EXERCISE: How many lines hold the string "Федерации"? Reply with the number alone.
>>>>>
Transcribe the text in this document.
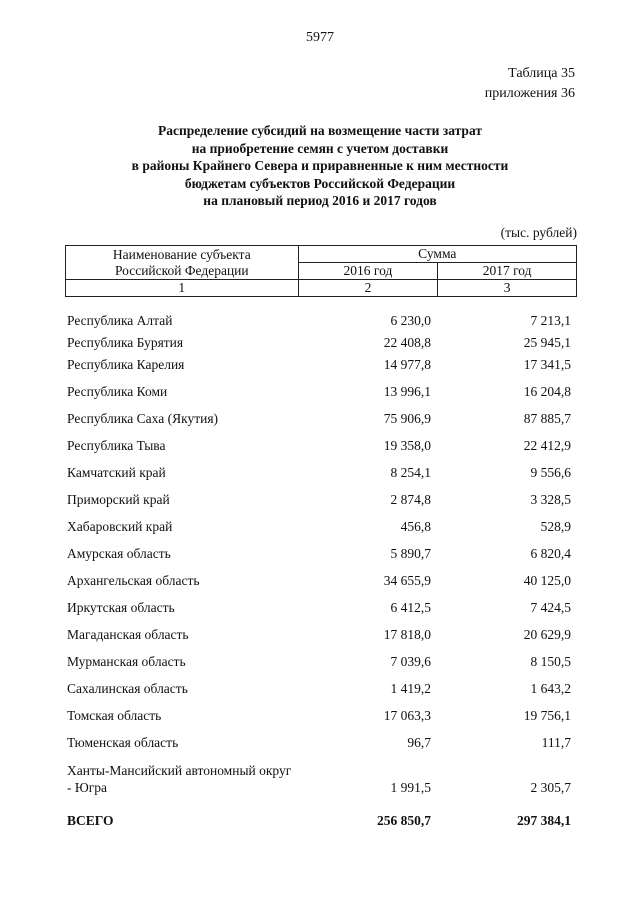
5977
Таблица 35
приложения 36
Распределение субсидий на возмещение части затрат
на приобретение семян с учетом доставки
в районы Крайнего Севера и приравненные к ним местности
бюджетам субъектов Российской Федерации
на плановый период 2016 и 2017 годов
(тыс. рублей)
Наименование субъекта
Российской Федерации	Сумма	
	2016 год	2017 год
1	2	3
Республика Алтай	6 230,0	7 213,1
Республика Бурятия	22 408,8	25 945,1
Республика Карелия	14 977,8	17 341,5
Республика Коми	13 996,1	16 204,8
Республика Саха (Якутия)	75 906,9	87 885,7
Республика Тыва	19 358,0	22 412,9
Камчатский край	8 254,1	9 556,6
Приморский край	2 874,8	3 328,5
Хабаровский край	456,8	528,9
Амурская область	5 890,7	6 820,4
Архангельская область	34 655,9	40 125,0
Иркутская область	6 412,5	7 424,5
Магаданская область	17 818,0	20 629,9
Мурманская область	7 039,6	8 150,5
Сахалинская область	1 419,2	1 643,2
Томская область	17 063,3	19 756,1
Тюменская область	96,7	111,7
Ханты-Мансийский автономный округ - Югра	1 991,5	2 305,7
ВСЕГО	256 850,7	297 384,1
<<<<<
EXERCISE OUTPUT: 2